--- Start of Input data ---

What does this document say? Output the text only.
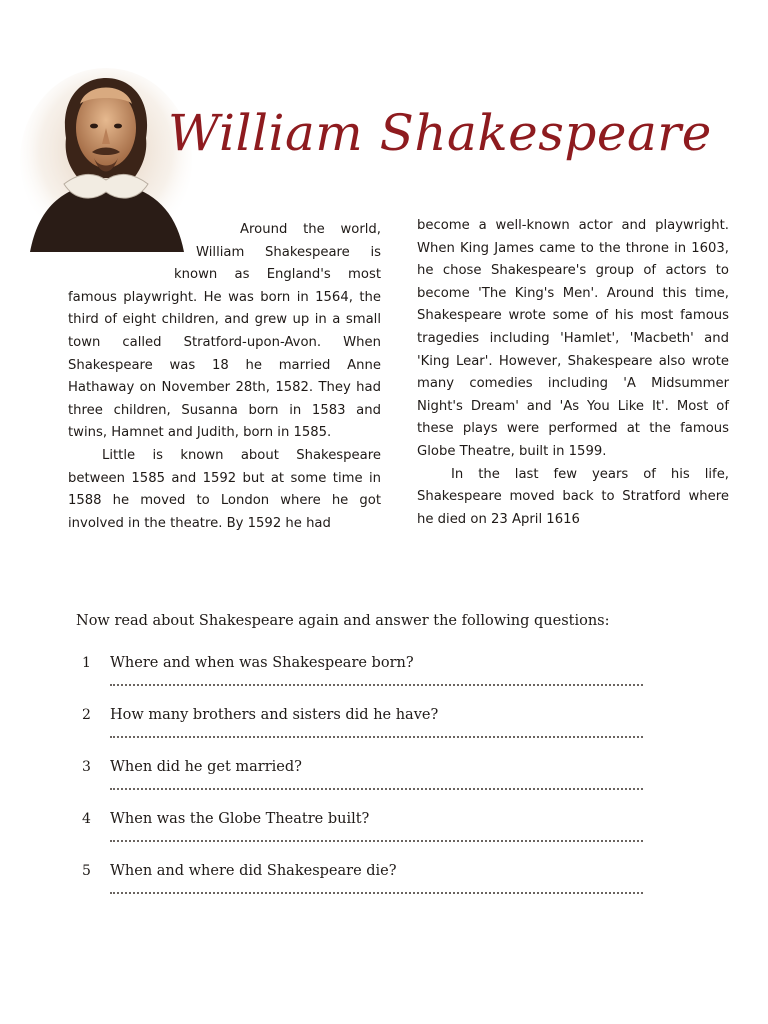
William Shakespeare

Around the world, William Shakespeare is known as England's most famous playwright. He was born in 1564, the third of eight children, and grew up in a small town called Stratford-upon-Avon. When Shakespeare was 18 he married Anne Hathaway on November 28th, 1582. They had three children, Susanna born in 1583 and twins, Hamnet and Judith, born in 1585.

Little is known about Shakespeare between 1585 and 1592 but at some time in 1588 he moved to London where he got involved in the theatre. By 1592 he had

become a well-known actor and playwright. When King James came to the throne in 1603, he chose Shakespeare's group of actors to become 'The King's Men'. Around this time, Shakespeare wrote some of his most famous tragedies including 'Hamlet', 'Macbeth' and 'King Lear'. However, Shakespeare also wrote many comedies including 'A Midsummer Night's Dream' and 'As You Like It'. Most of these plays were performed at the famous Globe Theatre, built in 1599.

In the last few years of his life, Shakespeare moved back to Stratford where he died on 23 April 1616

Now read about Shakespeare again and answer the following questions:
1	Where and when was Shakespeare born?
2	How many brothers and sisters did he have?
3	When did he get married?
4	When was the Globe Theatre built?
5	When and where did Shakespeare die?
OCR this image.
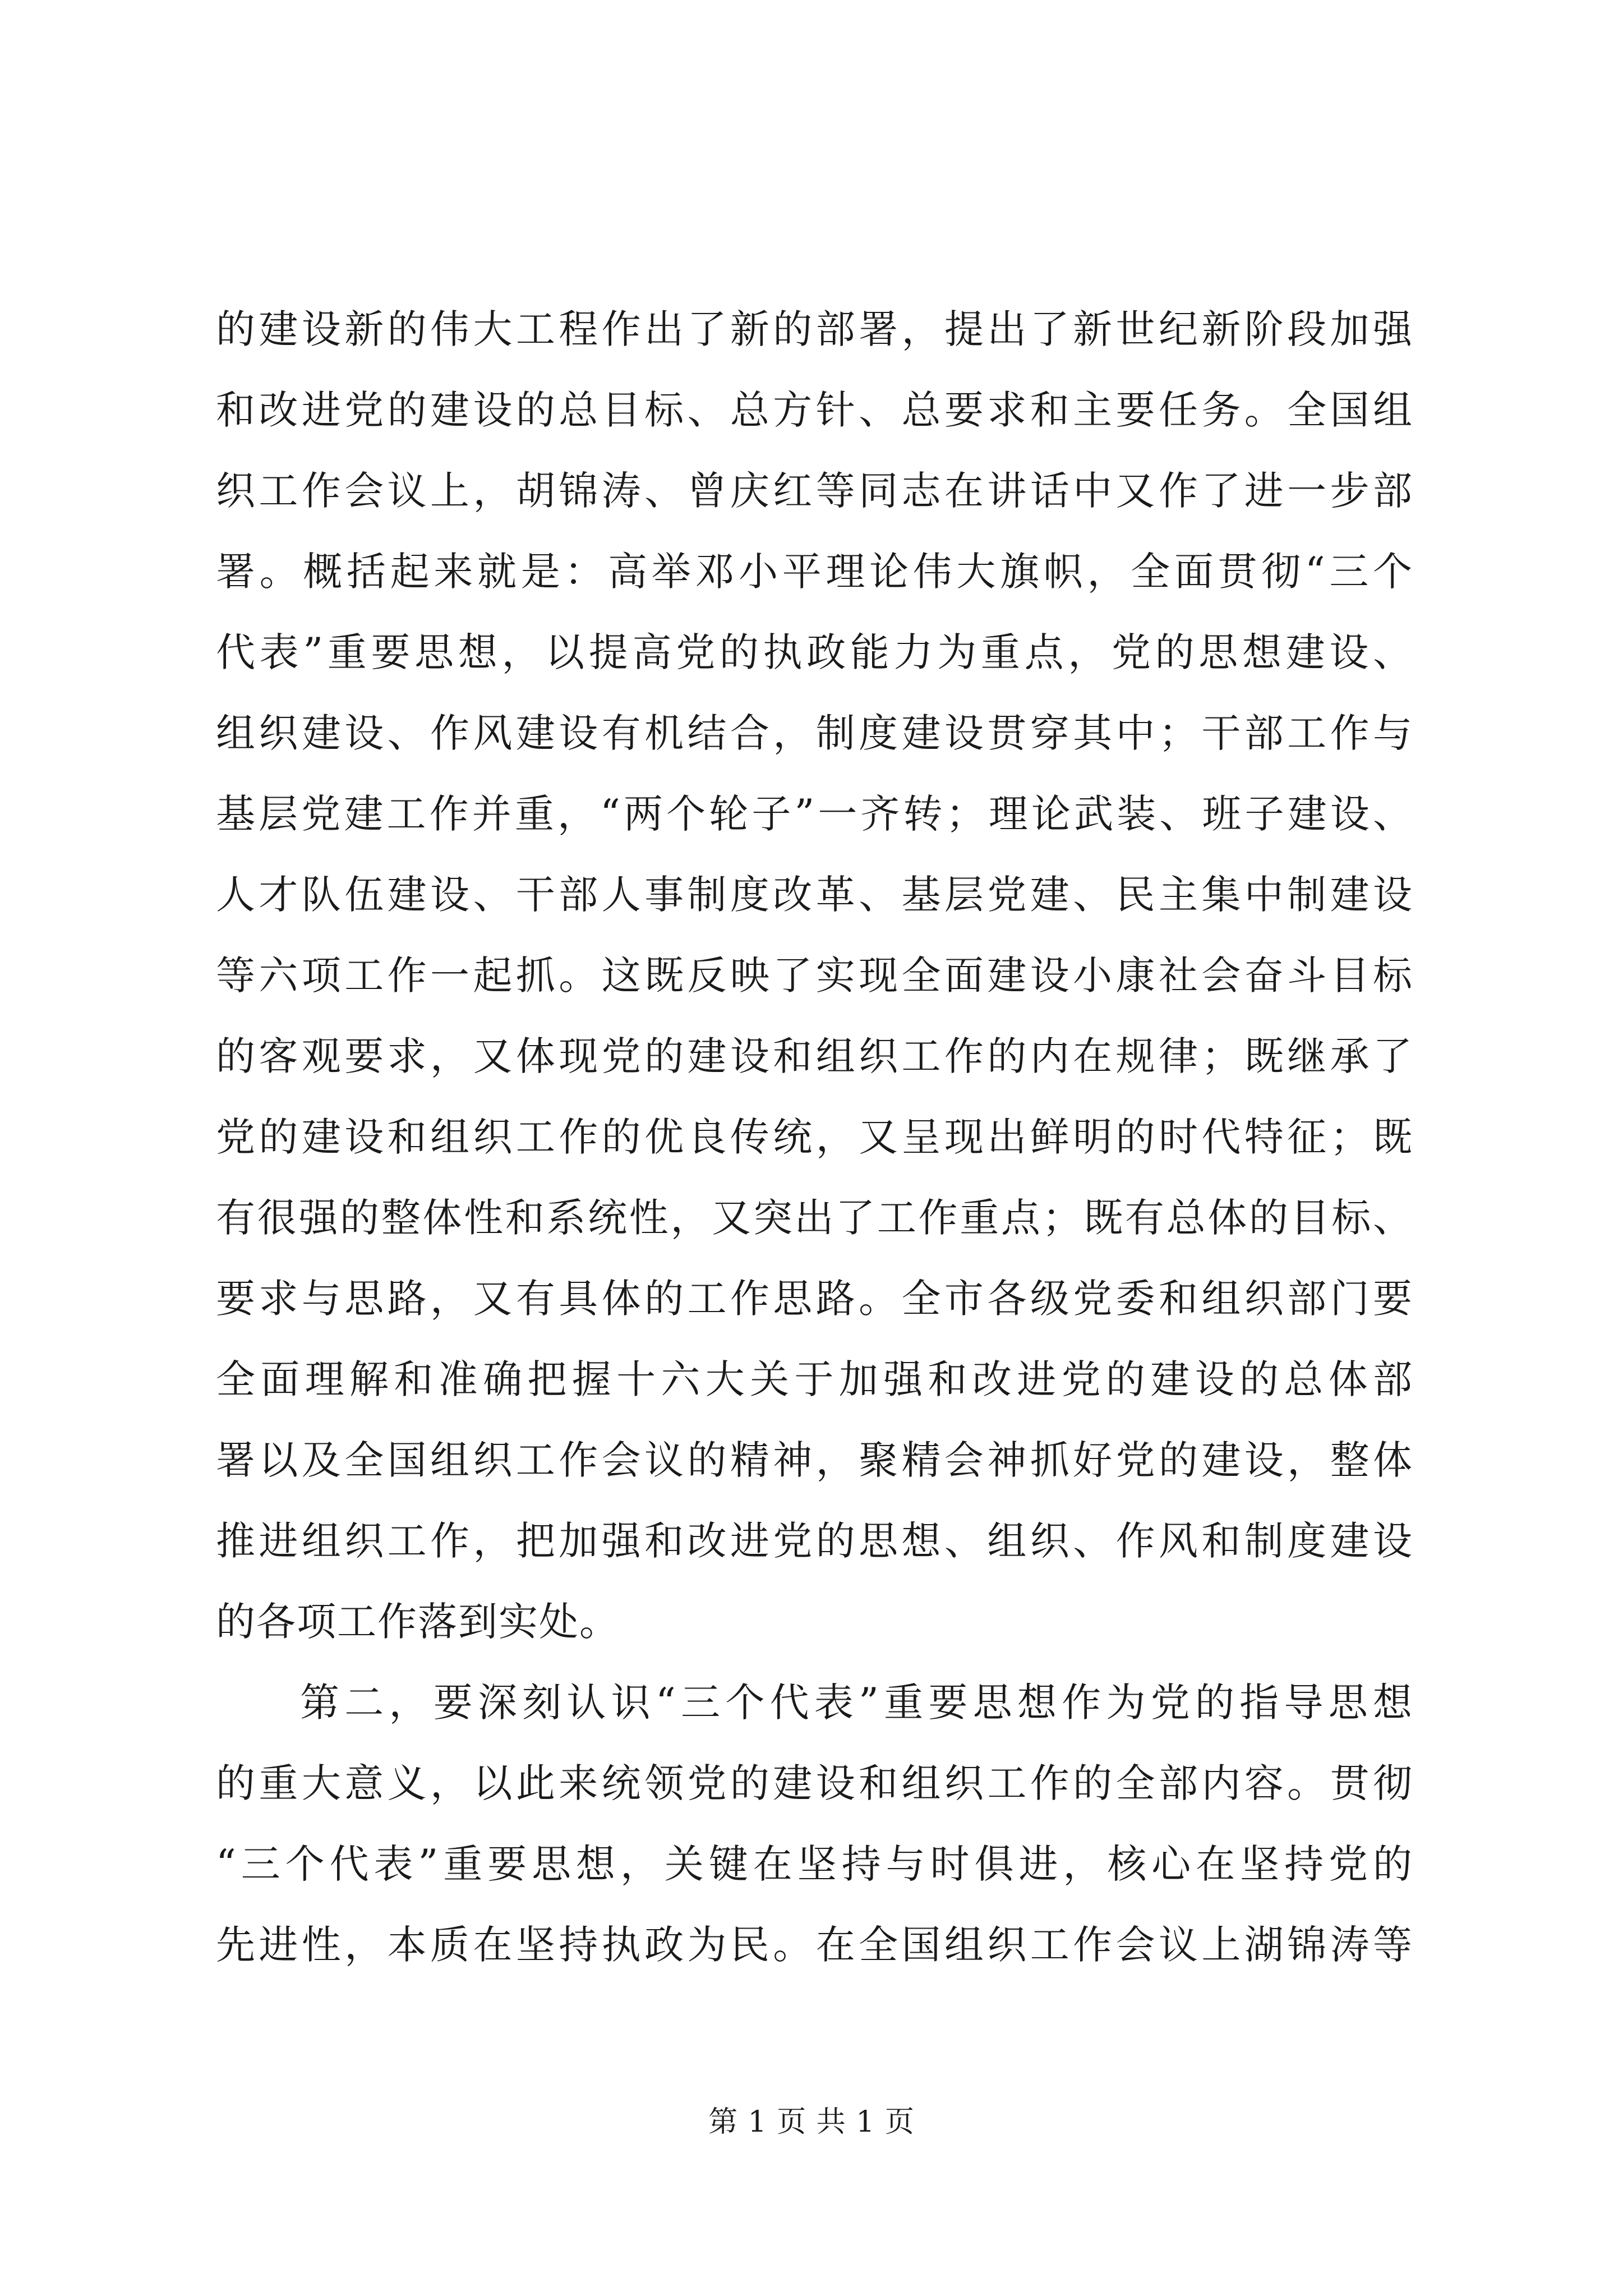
的建设新的伟大工程作出了新的部署，提出了新世纪新阶段加强
和改进党的建设的总目标、总方针、总要求和主要任务。全国组
织工作会议上，胡锦涛、曾庆红等同志在讲话中又作了进一步部
署。概括起来就是：高举邓小平理论伟大旗帜，全面贯彻“三个
代表”重要思想，以提高党的执政能力为重点，党的思想建设、
组织建设、作风建设有机结合，制度建设贯穿其中；干部工作与
基层党建工作并重，“两个轮子”一齐转；理论武装、班子建设、
人才队伍建设、干部人事制度改革、基层党建、民主集中制建设
等六项工作一起抓。这既反映了实现全面建设小康社会奋斗目标
的客观要求，又体现党的建设和组织工作的内在规律；既继承了
党的建设和组织工作的优良传统，又呈现出鲜明的时代特征；既
有很强的整体性和系统性，又突出了工作重点；既有总体的目标、
要求与思路，又有具体的工作思路。全市各级党委和组织部门要
全面理解和准确把握十六大关于加强和改进党的建设的总体部
署以及全国组织工作会议的精神，聚精会神抓好党的建设，整体
推进组织工作，把加强和改进党的思想、组织、作风和制度建设
的各项工作落到实处。
第二，要深刻认识“三个代表”重要思想作为党的指导思想
的重大意义，以此来统领党的建设和组织工作的全部内容。贯彻
“三个代表”重要思想，关键在坚持与时俱进，核心在坚持党的
先进性，本质在坚持执政为民。在全国组织工作会议上湖锦涛等
第 1 页 共 1 页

--- End of Input data ---

The entries above are to be returned exactly, without their pictures.

What does this document say? Output the text only.
William Shakespeare

Around the world, William Shakespeare is known as England's most famous playwright. He was born in 1564, the third of eight children, and grew up in a small town called Stratford-upon-Avon. When Shakespeare was 18 he married Anne Hathaway on November 28th, 1582. They had three children, Susanna born in 1583 and twins, Hamnet and Judith, born in 1585.

Little is known about Shakespeare between 1585 and 1592 but at some time in 1588 he moved to London where he got involved in the theatre. By 1592 he had

become a well-known actor and playwright. When King James came to the throne in 1603, he chose Shakespeare's group of actors to become 'The King's Men'. Around this time, Shakespeare wrote some of his most famous tragedies including 'Hamlet', 'Macbeth' and 'King Lear'. However, Shakespeare also wrote many comedies including 'A Midsummer Night's Dream' and 'As You Like It'. Most of these plays were performed at the famous Globe Theatre, built in 1599.

In the last few years of his life, Shakespeare moved back to Stratford where he died on 23 April 1616

Now read about Shakespeare again and answer the following questions:
1	Where and when was Shakespeare born?
2	How many brothers and sisters did he have?
3	When did he get married?
4	When was the Globe Theatre built?
5	When and where did Shakespeare die?
OCR this image.
的建设新的伟大工程作出了新的部署，提出了新世纪新阶段加强
和改进党的建设的总目标、总方针、总要求和主要任务。全国组
织工作会议上，胡锦涛、曾庆红等同志在讲话中又作了进一步部
署。概括起来就是：高举邓小平理论伟大旗帜，全面贯彻“三个
代表”重要思想，以提高党的执政能力为重点，党的思想建设、
组织建设、作风建设有机结合，制度建设贯穿其中；干部工作与
基层党建工作并重，“两个轮子”一齐转；理论武装、班子建设、
人才队伍建设、干部人事制度改革、基层党建、民主集中制建设
等六项工作一起抓。这既反映了实现全面建设小康社会奋斗目标
的客观要求，又体现党的建设和组织工作的内在规律；既继承了
党的建设和组织工作的优良传统，又呈现出鲜明的时代特征；既
有很强的整体性和系统性，又突出了工作重点；既有总体的目标、
要求与思路，又有具体的工作思路。全市各级党委和组织部门要
全面理解和准确把握十六大关于加强和改进党的建设的总体部
署以及全国组织工作会议的精神，聚精会神抓好党的建设，整体
推进组织工作，把加强和改进党的思想、组织、作风和制度建设
的各项工作落到实处。
第二，要深刻认识“三个代表”重要思想作为党的指导思想
的重大意义，以此来统领党的建设和组织工作的全部内容。贯彻
“三个代表”重要思想，关键在坚持与时俱进，核心在坚持党的
先进性，本质在坚持执政为民。在全国组织工作会议上湖锦涛等
第 1 页 共 1 页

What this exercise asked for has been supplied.